- [Input data]

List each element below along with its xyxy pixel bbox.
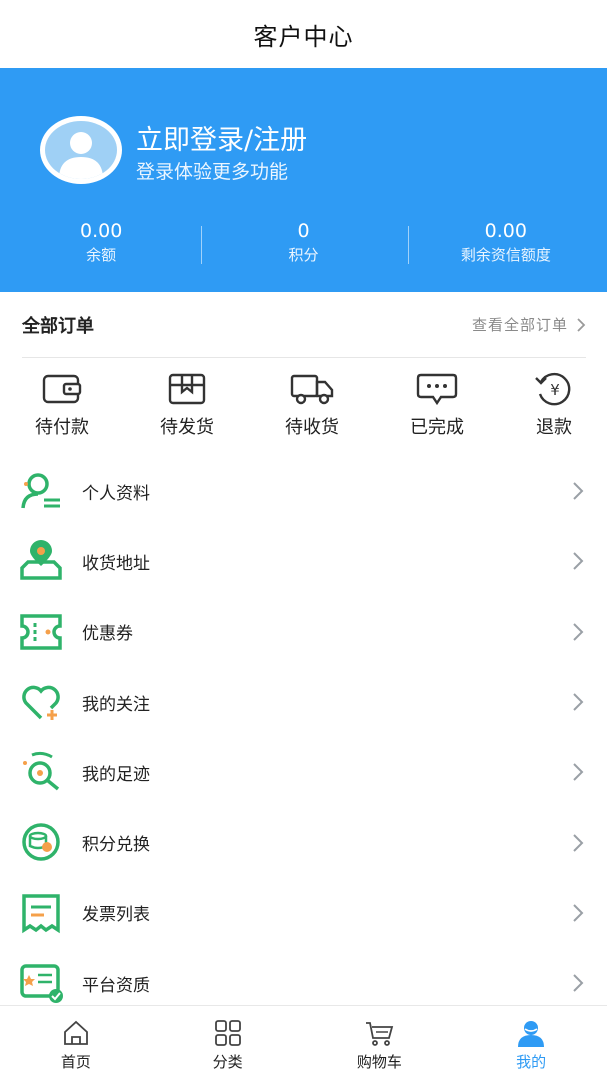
stat-divider: [408, 226, 409, 264]
menu-item-label: 积分兑换: [82, 835, 150, 856]
chevron-right-icon: [573, 904, 584, 922]
svg-text:¥: ¥: [550, 381, 560, 399]
order-status-row: 待付款 待发货 待收货 已完成 ¥ 退款: [0, 372, 607, 442]
chevron-right-icon: [577, 317, 586, 332]
avatar[interactable]: [40, 116, 122, 184]
chevron-right-icon: [573, 623, 584, 641]
view-all-orders-link[interactable]: 查看全部订单: [472, 314, 586, 335]
chat-bubble-icon: [416, 373, 458, 406]
stat-label: 积分: [288, 246, 319, 264]
orders-heading: 全部订单: [22, 315, 94, 337]
location-map-icon: [20, 540, 62, 581]
menu-item-label: 我的关注: [82, 694, 150, 715]
stat-label: 余额: [86, 246, 117, 264]
coins-exchange-icon: [22, 823, 60, 862]
order-to-receive[interactable]: 待收货: [267, 372, 357, 439]
menu-item-label: 个人资料: [82, 483, 150, 504]
refund-yen-icon: ¥: [535, 372, 571, 406]
coupon-icon: [20, 613, 62, 650]
menu-item-label: 我的足迹: [82, 764, 150, 785]
chevron-right-icon: [573, 763, 584, 782]
tab-cart[interactable]: 购物车: [304, 1006, 456, 1080]
user-icon: [518, 1021, 545, 1047]
stat-value: 0.00: [80, 220, 123, 242]
stat-points[interactable]: 0 积分: [202, 218, 404, 268]
title-bar: 客户中心: [0, 0, 607, 68]
footprint-icon: [23, 752, 60, 791]
tab-label: 首页: [60, 1053, 91, 1071]
menu-item-label: 优惠券: [82, 624, 133, 645]
login-register-link[interactable]: 立即登录/注册: [136, 118, 307, 157]
heart-plus-icon: [22, 685, 60, 720]
account-stats: 0.00 余额 0 积分 0.00 剩余资信额度: [0, 218, 607, 268]
stat-value: 0.00: [484, 220, 527, 242]
menu-item-coupons[interactable]: 优惠券: [0, 597, 607, 667]
order-completed[interactable]: 已完成: [392, 372, 482, 439]
default-avatar-icon: [59, 132, 103, 179]
chevron-right-icon: [573, 693, 584, 711]
chevron-right-icon: [573, 552, 584, 571]
box-icon: [168, 373, 206, 405]
orders-header: 全部订单 查看全部订单: [22, 292, 586, 358]
cart-icon: [366, 1022, 394, 1046]
order-pending-payment[interactable]: 待付款: [17, 372, 107, 439]
menu-item-following[interactable]: 我的关注: [0, 667, 607, 737]
menu-item-footprints[interactable]: 我的足迹: [0, 737, 607, 807]
stat-balance[interactable]: 0.00 余额: [0, 218, 202, 268]
tab-label: 分类: [212, 1053, 243, 1071]
menu-item-profile[interactable]: 个人资料: [0, 456, 607, 526]
menu-item-points-exchange[interactable]: 积分兑换: [0, 807, 607, 877]
menu-item-label: 收货地址: [82, 553, 150, 574]
order-to-ship[interactable]: 待发货: [142, 372, 232, 439]
menu-item-invoices[interactable]: 发票列表: [0, 878, 607, 948]
page-title: 客户中心: [253, 22, 354, 51]
order-status-label: 待收货: [285, 417, 339, 438]
stat-divider: [201, 226, 202, 264]
menu-list: 个人资料 收货地址 优惠券 我的关注 我的足迹 积分兑换 发票列表 平台资质: [0, 456, 607, 1018]
tab-category[interactable]: 分类: [152, 1006, 304, 1080]
truck-icon: [290, 374, 334, 405]
order-status-label: 待发货: [160, 417, 214, 438]
order-status-label: 退款: [536, 417, 572, 438]
profile-card-icon: [21, 473, 60, 509]
menu-item-label: 发票列表: [82, 905, 150, 926]
wallet-icon: [42, 374, 82, 404]
view-all-orders-label: 查看全部订单: [471, 316, 568, 334]
invoice-icon: [22, 894, 60, 934]
order-refund[interactable]: ¥ 退款: [509, 372, 599, 439]
stat-label: 剩余资信额度: [460, 246, 551, 264]
bottom-tab-bar: 首页 分类 购物车 我的: [0, 1005, 607, 1080]
tab-mine[interactable]: 我的: [455, 1006, 607, 1080]
certificate-icon: [20, 964, 63, 1004]
chevron-right-icon: [573, 974, 584, 992]
grid-icon: [214, 1020, 241, 1046]
chevron-right-icon: [573, 482, 584, 500]
home-icon: [63, 1020, 88, 1045]
menu-item-address[interactable]: 收货地址: [0, 526, 607, 596]
stat-credit[interactable]: 0.00 剩余资信额度: [405, 218, 607, 268]
tab-home[interactable]: 首页: [0, 1006, 152, 1080]
profile-banner: 立即登录/注册 登录体验更多功能 0.00 余额 0 积分 0.00 剩余资信额…: [0, 68, 607, 292]
login-subtitle: 登录体验更多功能: [136, 161, 289, 183]
tab-label: 我的: [516, 1053, 547, 1071]
tab-label: 购物车: [356, 1053, 402, 1071]
order-status-label: 已完成: [410, 417, 464, 438]
stat-value: 0: [297, 220, 310, 242]
order-status-label: 待付款: [35, 417, 89, 438]
chevron-right-icon: [573, 833, 584, 852]
menu-item-label: 平台资质: [82, 975, 150, 996]
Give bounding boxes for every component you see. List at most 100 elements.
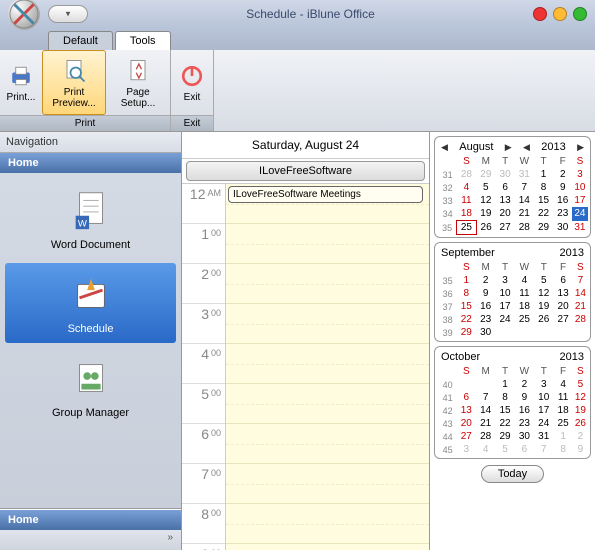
prev-year-icon[interactable]: ◀ xyxy=(523,142,530,153)
calendar-day[interactable]: 26 xyxy=(476,221,495,235)
calendar-day[interactable]: 3 xyxy=(534,378,553,391)
calendar-day[interactable]: 12 xyxy=(573,391,588,404)
calendar-day[interactable]: 25 xyxy=(553,417,572,430)
calendar-day[interactable]: 11 xyxy=(553,391,572,404)
calendar-day[interactable]: 18 xyxy=(553,404,572,417)
calendar-day[interactable]: 19 xyxy=(534,300,553,313)
calendar-day[interactable]: 26 xyxy=(573,417,588,430)
calendar-day[interactable]: 4 xyxy=(457,181,477,194)
slot-row[interactable] xyxy=(226,384,429,424)
calendar-day[interactable]: 30 xyxy=(515,430,534,443)
calendar-day[interactable]: 21 xyxy=(573,300,588,313)
calendar-day[interactable]: 27 xyxy=(553,313,572,326)
exit-button[interactable]: Exit xyxy=(171,50,213,115)
calendar-day[interactable]: 23 xyxy=(515,417,534,430)
nav-item-group-manager[interactable]: Group Manager xyxy=(5,347,177,427)
calendar-day[interactable]: 15 xyxy=(534,194,553,207)
calendar-day[interactable]: 30 xyxy=(553,221,572,235)
calendar-day[interactable]: 21 xyxy=(515,207,534,221)
calendar-day[interactable]: 1 xyxy=(495,378,514,391)
quick-access-dropdown[interactable] xyxy=(48,5,88,23)
calendar-day[interactable]: 9 xyxy=(515,391,534,404)
calendar-day[interactable]: 10 xyxy=(495,287,514,300)
nav-collapse-button[interactable]: » xyxy=(0,530,181,550)
calendar-day[interactable]: 29 xyxy=(476,168,495,181)
calendar-day[interactable]: 28 xyxy=(515,221,534,235)
calendar-day[interactable]: 24 xyxy=(495,313,514,326)
calendar-day[interactable]: 2 xyxy=(553,168,572,181)
slot-row[interactable] xyxy=(226,304,429,344)
calendar-day[interactable]: 17 xyxy=(495,300,514,313)
calendar-day[interactable]: 4 xyxy=(476,443,495,456)
calendar-day[interactable]: 27 xyxy=(496,221,515,235)
calendar-day[interactable] xyxy=(573,326,588,339)
calendar-day[interactable]: 28 xyxy=(476,430,495,443)
calendar-day[interactable]: 7 xyxy=(476,391,495,404)
calendar-day[interactable]: 18 xyxy=(515,300,534,313)
calendar-day[interactable] xyxy=(534,326,553,339)
calendar-day[interactable]: 17 xyxy=(572,194,587,207)
calendar-day[interactable]: 2 xyxy=(476,274,495,287)
calendar-day[interactable]: 15 xyxy=(495,404,514,417)
calendar-day[interactable]: 10 xyxy=(572,181,587,194)
nav-item-word-document[interactable]: W Word Document xyxy=(5,179,177,259)
calendar-day[interactable]: 7 xyxy=(534,443,553,456)
calendar-day[interactable]: 14 xyxy=(476,404,495,417)
calendar-day[interactable]: 2 xyxy=(515,378,534,391)
calendar-day[interactable]: 8 xyxy=(495,391,514,404)
calendar-day[interactable]: 1 xyxy=(553,430,572,443)
slot-row[interactable] xyxy=(226,224,429,264)
calendar-day[interactable]: 16 xyxy=(515,404,534,417)
calendar-day[interactable]: 28 xyxy=(457,168,477,181)
calendar-day[interactable]: 30 xyxy=(496,168,515,181)
calendar-day[interactable]: 20 xyxy=(457,417,476,430)
calendar-day[interactable]: 13 xyxy=(496,194,515,207)
calendar-day[interactable]: 11 xyxy=(457,194,477,207)
nav-item-schedule[interactable]: Schedule xyxy=(5,263,177,343)
calendar-day[interactable]: 24 xyxy=(572,207,587,221)
slot-row[interactable] xyxy=(226,544,429,550)
calendar-day[interactable]: 16 xyxy=(476,300,495,313)
allday-event[interactable]: ILoveFreeSoftware xyxy=(186,161,425,181)
next-month-icon[interactable]: ▶ xyxy=(505,142,512,153)
calendar-day[interactable]: 14 xyxy=(573,287,588,300)
calendar-day[interactable] xyxy=(495,326,514,339)
tab-default[interactable]: Default xyxy=(48,31,113,50)
slot-row[interactable] xyxy=(226,464,429,504)
calendar-day[interactable]: 20 xyxy=(553,300,572,313)
calendar-day[interactable]: 7 xyxy=(573,274,588,287)
slot-row[interactable] xyxy=(226,344,429,384)
calendar-day[interactable]: 20 xyxy=(496,207,515,221)
calendar-day[interactable]: 31 xyxy=(572,221,587,235)
calendar-day[interactable]: 12 xyxy=(476,194,495,207)
calendar-day[interactable]: 29 xyxy=(457,326,476,339)
tab-tools[interactable]: Tools xyxy=(115,31,171,50)
print-preview-button[interactable]: Print Preview... xyxy=(42,50,106,115)
calendar-day[interactable]: 5 xyxy=(534,274,553,287)
calendar-day[interactable] xyxy=(553,326,572,339)
calendar-day[interactable]: 22 xyxy=(457,313,476,326)
calendar-day[interactable]: 5 xyxy=(495,443,514,456)
slot-row[interactable] xyxy=(226,504,429,544)
calendar-day[interactable]: 1 xyxy=(457,274,476,287)
calendar-day[interactable]: 6 xyxy=(457,391,476,404)
calendar-day[interactable]: 31 xyxy=(515,168,534,181)
calendar-day[interactable] xyxy=(515,326,534,339)
calendar-day[interactable]: 6 xyxy=(496,181,515,194)
calendar-day[interactable]: 10 xyxy=(534,391,553,404)
calendar-day[interactable]: 22 xyxy=(534,207,553,221)
calendar-day[interactable]: 16 xyxy=(553,194,572,207)
calendar-day[interactable]: 22 xyxy=(495,417,514,430)
page-setup-button[interactable]: Page Setup... xyxy=(106,50,170,115)
calendar-day[interactable]: 2 xyxy=(573,430,588,443)
close-window-icon[interactable] xyxy=(533,7,547,21)
nav-section-home[interactable]: Home xyxy=(0,153,181,173)
minimize-window-icon[interactable] xyxy=(553,7,567,21)
calendar-day[interactable]: 3 xyxy=(495,274,514,287)
calendar-day[interactable]: 11 xyxy=(515,287,534,300)
calendar-day[interactable]: 8 xyxy=(553,443,572,456)
calendar-day[interactable]: 15 xyxy=(457,300,476,313)
print-button[interactable]: Print... xyxy=(0,50,42,115)
next-year-icon[interactable]: ▶ xyxy=(577,142,584,153)
calendar-day[interactable] xyxy=(457,378,476,391)
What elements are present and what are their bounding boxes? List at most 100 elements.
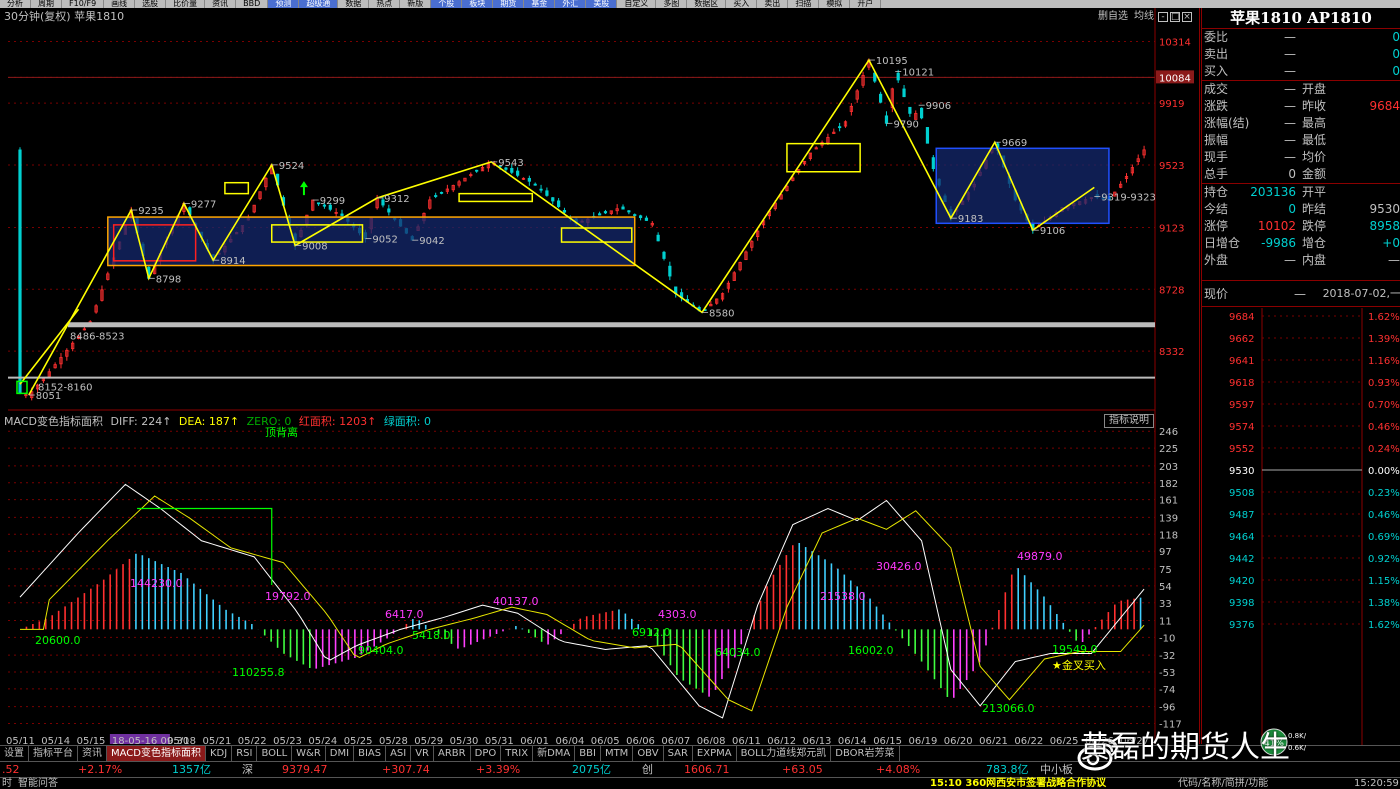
tab-16[interactable]: BBI — [575, 746, 601, 761]
date-label: 05/25 — [344, 736, 373, 744]
menu-item-0[interactable]: 分析 — [0, 0, 31, 8]
menu-item-9[interactable]: 超级通 — [299, 0, 339, 8]
minimize-icon[interactable]: - — [1158, 12, 1168, 22]
tab-14[interactable]: TRIX — [501, 746, 534, 761]
quote-value: — — [1284, 253, 1296, 267]
tab-0[interactable]: 设置 — [0, 746, 29, 761]
tab-3[interactable]: MACD变色指标面积 — [107, 746, 206, 761]
close-icon[interactable]: × — [1182, 12, 1192, 22]
quote-row: 日增仓 -9986 增仓 +0 — [1202, 235, 1400, 252]
tab-12[interactable]: ARBR — [434, 746, 471, 761]
kline-macd-chart[interactable]: 10314 10084 9919 9523 9123 8728 8332 8486-8523 8… — [0, 8, 1200, 744]
quote-value: -9986 — [1261, 236, 1296, 250]
mini-price-label: 9420 — [1229, 576, 1254, 587]
price-axis-label: 10314 — [1159, 37, 1191, 48]
annotation-label: 9312 — [384, 194, 409, 205]
menu-item-3[interactable]: 画线 — [104, 0, 136, 8]
annotation-label: 10195 — [876, 56, 908, 67]
menu-item-10[interactable]: 数据 — [338, 0, 370, 8]
tab-19[interactable]: SAR — [664, 746, 693, 761]
menu-item-2[interactable]: F10/F9 — [62, 0, 105, 8]
ma-button[interactable]: 均线 — [1132, 10, 1156, 23]
menu-item-23[interactable]: 卖出 — [757, 0, 789, 8]
menu-item-8[interactable]: 预测 — [268, 0, 300, 8]
candle-body — [920, 107, 924, 119]
quote-row: 成交 — 开盘 — [1202, 81, 1400, 98]
status-value-11: +63.05 — [782, 763, 823, 776]
mini-pct-label: 0.92% — [1368, 554, 1400, 565]
menu-item-26[interactable]: 开户 — [850, 0, 882, 8]
quote-value: — — [1284, 30, 1296, 44]
menu-item-5[interactable]: 比价量 — [166, 0, 206, 8]
menu-item-17[interactable]: 外汇 — [555, 0, 587, 8]
tab-20[interactable]: EXPMA — [693, 746, 737, 761]
macd-area-label: 20600.0 — [35, 634, 81, 647]
menu-item-7[interactable]: BBD — [236, 0, 269, 8]
menu-item-13[interactable]: 个股 — [431, 0, 463, 8]
status-value-3: 1357亿 — [172, 763, 211, 776]
menu-item-15[interactable]: 期货 — [493, 0, 525, 8]
tab-6[interactable]: BOLL — [257, 746, 293, 761]
mini-price-label: 9618 — [1229, 378, 1254, 389]
candle-body — [539, 188, 543, 191]
menu-item-25[interactable]: 模拟 — [819, 0, 851, 8]
menu-item-22[interactable]: 买入 — [726, 0, 758, 8]
tab-5[interactable]: RSI — [232, 746, 258, 761]
menu-item-19[interactable]: 自定义 — [617, 0, 657, 8]
mini-pct-label: 1.15% — [1368, 576, 1400, 587]
candle-body — [908, 106, 912, 114]
status-value-13: 783.8亿 — [986, 763, 1029, 776]
macd-dea-line — [20, 495, 1145, 712]
news-ticker[interactable]: 15:10 360网西安市签署战略合作协议 — [930, 778, 1106, 789]
date-label: 06/05 — [591, 736, 620, 744]
tab-13[interactable]: DPO — [471, 746, 502, 761]
tab-18[interactable]: OBV — [633, 746, 664, 761]
tab-7[interactable]: W&R — [292, 746, 326, 761]
date-label: 06/13 — [803, 736, 832, 744]
menu-item-21[interactable]: 数据区 — [687, 0, 727, 8]
smart-qa-button[interactable]: 智能问答 — [18, 778, 58, 789]
mini-pct-label: 1.62% — [1368, 312, 1400, 323]
menu-item-6[interactable]: 资讯 — [205, 0, 237, 8]
tab-11[interactable]: VR — [411, 746, 435, 761]
menu-item-4[interactable]: 选股 — [135, 0, 167, 8]
menu-bar: 分析 周期 F10/F9 画线 选股 比价量 资讯 BBD 预测 超级通 数据 热点 新版 个股 板块 期货基… — [0, 0, 1400, 8]
menu-item-20[interactable]: 多图 — [656, 0, 688, 8]
tab-9[interactable]: BIAS — [354, 746, 387, 761]
menu-item-24[interactable]: 扫描 — [788, 0, 820, 8]
menu-item-1[interactable]: 周期 — [31, 0, 62, 8]
quote-value: — — [1284, 47, 1296, 61]
quote-label: 涨幅(结) — [1204, 116, 1250, 130]
quote-label: 卖出 — [1204, 47, 1229, 61]
indicator-help-button[interactable]: 指标说明 — [1104, 414, 1154, 428]
maximize-icon[interactable]: □ — [1170, 12, 1180, 22]
tab-4[interactable]: KDJ — [206, 746, 233, 761]
menu-item-16[interactable]: 基金 — [524, 0, 556, 8]
macd-dea: DEA: 187↑ — [178, 415, 240, 428]
tab-8[interactable]: DMI — [326, 746, 355, 761]
mini-price-label: 9398 — [1229, 598, 1254, 609]
date-label: 05/18 — [167, 736, 196, 744]
macd-area-label: 19549.0 — [1052, 643, 1098, 656]
mini-price-label: 9574 — [1229, 422, 1254, 433]
tab-10[interactable]: ASI — [386, 746, 412, 761]
tab-21[interactable]: BOLL力道线郑元凯 — [737, 746, 832, 761]
delete-favorite-button[interactable]: 删自选 — [1096, 10, 1130, 23]
code-search-input[interactable]: 代码/名称/简拼/功能 — [1178, 778, 1268, 789]
status-value-6: +307.74 — [382, 763, 430, 776]
tab-17[interactable]: MTM — [601, 746, 634, 761]
date-label: 06/20 — [944, 736, 973, 744]
tab-2[interactable]: 资讯 — [78, 746, 107, 761]
menu-item-12[interactable]: 新版 — [400, 0, 432, 8]
macd-area-label: 40137.0 — [493, 595, 539, 608]
macd-area-label: 19792.0 — [265, 590, 311, 603]
status-value-8: 2075亿 — [572, 763, 611, 776]
chart-area[interactable]: 10314 10084 9919 9523 9123 8728 8332 8486-8523 8… — [0, 8, 1200, 744]
menu-item-11[interactable]: 热点 — [369, 0, 401, 8]
tab-1[interactable]: 指标平台 — [29, 746, 78, 761]
menu-item-18[interactable]: 美股 — [586, 0, 618, 8]
menu-item-14[interactable]: 板块 — [462, 0, 494, 8]
tab-22[interactable]: DBOR岩芳菜 — [831, 746, 900, 761]
tab-15[interactable]: 新DMA — [533, 746, 576, 761]
annotation-label: 8580 — [709, 308, 734, 319]
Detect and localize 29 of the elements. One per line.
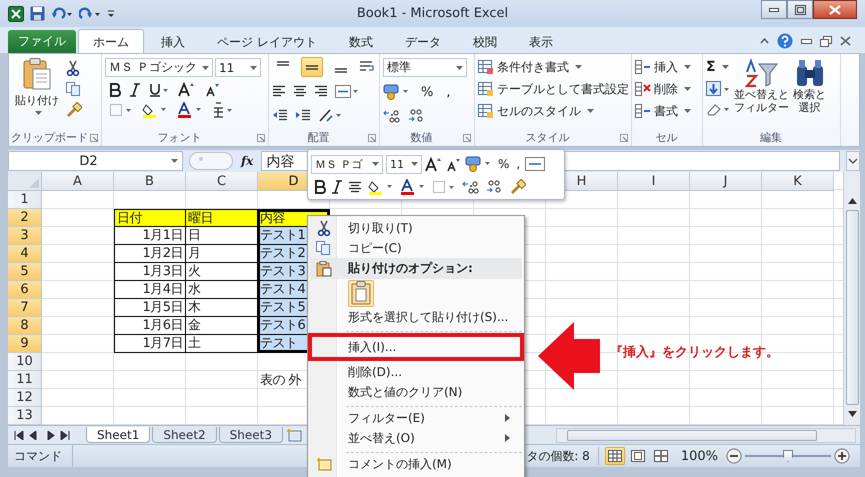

- [Stated task]
In the records above, can you copy the lines starting at the one containing "tab-16[interactable]: BBI —" and ending at the one containing "menu-item-23[interactable]: 卖出 —", with both of those lines included and nothing changed?

- [Response]
tab-16[interactable]: BBI — [575, 746, 601, 761]
date-label: 05/25 — [344, 736, 373, 744]
menu-item-0[interactable]: 分析 — [0, 0, 31, 8]
menu-item-9[interactable]: 超级通 — [299, 0, 339, 8]
minimize-icon[interactable]: - — [1158, 12, 1168, 22]
tab-14[interactable]: TRIX — [501, 746, 534, 761]
quote-value: — — [1284, 253, 1296, 267]
tab-0[interactable]: 设置 — [0, 746, 29, 761]
tab-3[interactable]: MACD变色指标面积 — [107, 746, 206, 761]
close-icon[interactable]: × — [1182, 12, 1192, 22]
quote-row: 日增仓 -9986 增仓 +0 — [1202, 235, 1400, 252]
tab-12[interactable]: ARBR — [434, 746, 471, 761]
kline-macd-chart[interactable]: 10314 10084 9919 9523 9123 8728 8332 8486-8523 8… — [0, 8, 1200, 744]
quote-value: -9986 — [1261, 236, 1296, 250]
mini-price-label: 9420 — [1229, 576, 1254, 587]
price-axis-label: 10314 — [1159, 37, 1191, 48]
annotation-label: 9312 — [384, 194, 409, 205]
menu-item-3[interactable]: 画线 — [104, 0, 136, 8]
annotation-label: 10195 — [876, 56, 908, 67]
menu-item-10[interactable]: 数据 — [338, 0, 370, 8]
tab-19[interactable]: SAR — [664, 746, 693, 761]
menu-item-2[interactable]: F10/F9 — [62, 0, 105, 8]
ma-button[interactable]: 均线 — [1132, 10, 1156, 23]
menu-item-23[interactable]: 卖出 — [757, 0, 789, 8]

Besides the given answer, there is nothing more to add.